=== Material supplied ===

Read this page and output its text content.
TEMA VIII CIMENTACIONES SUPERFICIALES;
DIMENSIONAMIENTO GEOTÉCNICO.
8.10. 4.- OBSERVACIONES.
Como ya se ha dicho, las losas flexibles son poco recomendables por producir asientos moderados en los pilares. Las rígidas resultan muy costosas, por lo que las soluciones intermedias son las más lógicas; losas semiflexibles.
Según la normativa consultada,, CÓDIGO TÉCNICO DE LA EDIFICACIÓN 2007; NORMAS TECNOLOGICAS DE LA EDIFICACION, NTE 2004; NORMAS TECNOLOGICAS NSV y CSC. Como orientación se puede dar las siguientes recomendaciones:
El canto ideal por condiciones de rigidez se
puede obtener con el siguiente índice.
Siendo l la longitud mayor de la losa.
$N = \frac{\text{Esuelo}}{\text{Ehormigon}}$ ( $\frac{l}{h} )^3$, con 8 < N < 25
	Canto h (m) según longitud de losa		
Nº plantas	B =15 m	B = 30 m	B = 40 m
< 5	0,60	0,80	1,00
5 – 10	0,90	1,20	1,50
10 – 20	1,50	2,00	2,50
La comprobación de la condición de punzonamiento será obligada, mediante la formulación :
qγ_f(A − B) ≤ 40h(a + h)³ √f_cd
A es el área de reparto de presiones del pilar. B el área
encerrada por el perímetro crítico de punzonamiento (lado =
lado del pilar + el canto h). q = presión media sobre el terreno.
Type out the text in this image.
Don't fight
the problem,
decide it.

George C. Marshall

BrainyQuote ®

===

:: Work instructions ::
Emit the full listing verbatim.

:: Task solution ::
Read this page and output its text content.
TEMA VIII CIMENTACIONES SUPERFICIALES;
DIMENSIONAMIENTO GEOTÉCNICO.
8.10. 4.- OBSERVACIONES.
Como ya se ha dicho, las losas flexibles son poco recomendables por producir asientos moderados en los pilares. Las rígidas resultan muy costosas, por lo que las soluciones intermedias son las más lógicas; losas semiflexibles.
Según la normativa consultada,, CÓDIGO TÉCNICO DE LA EDIFICACIÓN 2007; NORMAS TECNOLOGICAS DE LA EDIFICACION, NTE 2004; NORMAS TECNOLOGICAS NSV y CSC. Como orientación se puede dar las siguientes recomendaciones:
El canto ideal por condiciones de rigidez se
puede obtener con el siguiente índice.
Siendo l la longitud mayor de la losa.
$N = \frac{\text{Esuelo}}{\text{Ehormigon}}$ ( $\frac{l}{h} )^3$, con 8 < N < 25
	Canto h (m) según longitud de losa		
Nº plantas	B =15 m	B = 30 m	B = 40 m
< 5	0,60	0,80	1,00
5 – 10	0,90	1,20	1,50
10 – 20	1,50	2,00	2,50
La comprobación de la condición de punzonamiento será obligada, mediante la formulación :
qγ_f(A − B) ≤ 40h(a + h)³ √f_cd
A es el área de reparto de presiones del pilar. B el área
encerrada por el perímetro crítico de punzonamiento (lado =
lado del pilar + el canto h). q = presión media sobre el terreno.
Type out the text in this image.
Don't fight
the problem,
decide it.

George C. Marshall

BrainyQuote ®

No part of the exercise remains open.